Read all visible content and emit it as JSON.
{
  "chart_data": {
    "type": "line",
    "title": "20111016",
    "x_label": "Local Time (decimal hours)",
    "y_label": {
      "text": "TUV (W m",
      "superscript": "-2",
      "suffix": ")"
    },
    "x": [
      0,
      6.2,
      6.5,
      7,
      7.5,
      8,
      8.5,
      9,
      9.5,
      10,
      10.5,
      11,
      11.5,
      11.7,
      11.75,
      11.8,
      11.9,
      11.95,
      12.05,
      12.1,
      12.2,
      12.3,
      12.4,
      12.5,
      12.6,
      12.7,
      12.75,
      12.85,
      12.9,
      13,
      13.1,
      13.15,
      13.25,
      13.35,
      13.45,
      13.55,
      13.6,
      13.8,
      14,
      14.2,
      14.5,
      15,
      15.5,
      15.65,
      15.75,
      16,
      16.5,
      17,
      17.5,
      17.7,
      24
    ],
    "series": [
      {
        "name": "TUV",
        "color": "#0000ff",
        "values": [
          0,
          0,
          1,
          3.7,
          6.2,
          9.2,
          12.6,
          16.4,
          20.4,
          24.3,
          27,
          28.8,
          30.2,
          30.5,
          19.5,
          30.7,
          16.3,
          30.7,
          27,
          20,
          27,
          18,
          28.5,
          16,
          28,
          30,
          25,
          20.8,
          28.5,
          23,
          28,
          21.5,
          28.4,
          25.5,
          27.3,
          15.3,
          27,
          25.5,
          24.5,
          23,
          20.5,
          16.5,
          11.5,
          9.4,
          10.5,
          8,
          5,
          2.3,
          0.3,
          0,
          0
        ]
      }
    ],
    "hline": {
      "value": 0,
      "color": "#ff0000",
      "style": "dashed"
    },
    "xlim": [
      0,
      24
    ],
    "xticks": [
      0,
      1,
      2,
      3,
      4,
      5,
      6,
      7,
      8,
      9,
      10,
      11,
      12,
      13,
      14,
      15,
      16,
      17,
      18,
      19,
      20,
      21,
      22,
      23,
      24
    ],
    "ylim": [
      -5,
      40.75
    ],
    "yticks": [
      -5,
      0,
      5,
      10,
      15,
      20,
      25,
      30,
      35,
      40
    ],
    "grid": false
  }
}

=====

Every line of the material must be returned exactly as it appears.

Read all visible content and emit it as JSON.
{
  "chart_data": {
    "type": "line",
    "title": "20111016",
    "x_label": "Local Time (decimal hours)",
    "y_label": {
      "text": "TUV (W m",
      "superscript": "-2",
      "suffix": ")"
    },
    "x": [
      0,
      6.2,
      6.5,
      7,
      7.5,
      8,
      8.5,
      9,
      9.5,
      10,
      10.5,
      11,
      11.5,
      11.7,
      11.75,
      11.8,
      11.9,
      11.95,
      12.05,
      12.1,
      12.2,
      12.3,
      12.4,
      12.5,
      12.6,
      12.7,
      12.75,
      12.85,
      12.9,
      13,
      13.1,
      13.15,
      13.25,
      13.35,
      13.45,
      13.55,
      13.6,
      13.8,
      14,
      14.2,
      14.5,
      15,
      15.5,
      15.65,
      15.75,
      16,
      16.5,
      17,
      17.5,
      17.7,
      24
    ],
    "series": [
      {
        "name": "TUV",
        "color": "#0000ff",
        "values": [
          0,
          0,
          1,
          3.7,
          6.2,
          9.2,
          12.6,
          16.4,
          20.4,
          24.3,
          27,
          28.8,
          30.2,
          30.5,
          19.5,
          30.7,
          16.3,
          30.7,
          27,
          20,
          27,
          18,
          28.5,
          16,
          28,
          30,
          25,
          20.8,
          28.5,
          23,
          28,
          21.5,
          28.4,
          25.5,
          27.3,
          15.3,
          27,
          25.5,
          24.5,
          23,
          20.5,
          16.5,
          11.5,
          9.4,
          10.5,
          8,
          5,
          2.3,
          0.3,
          0,
          0
        ]
      }
    ],
    "hline": {
      "value": 0,
      "color": "#ff0000",
      "style": "dashed"
    },
    "xlim": [
      0,
      24
    ],
    "xticks": [
      0,
      1,
      2,
      3,
      4,
      5,
      6,
      7,
      8,
      9,
      10,
      11,
      12,
      13,
      14,
      15,
      16,
      17,
      18,
      19,
      20,
      21,
      22,
      23,
      24
    ],
    "ylim": [
      -5,
      40.75
    ],
    "yticks": [
      -5,
      0,
      5,
      10,
      15,
      20,
      25,
      30,
      35,
      40
    ],
    "grid": false
  }
}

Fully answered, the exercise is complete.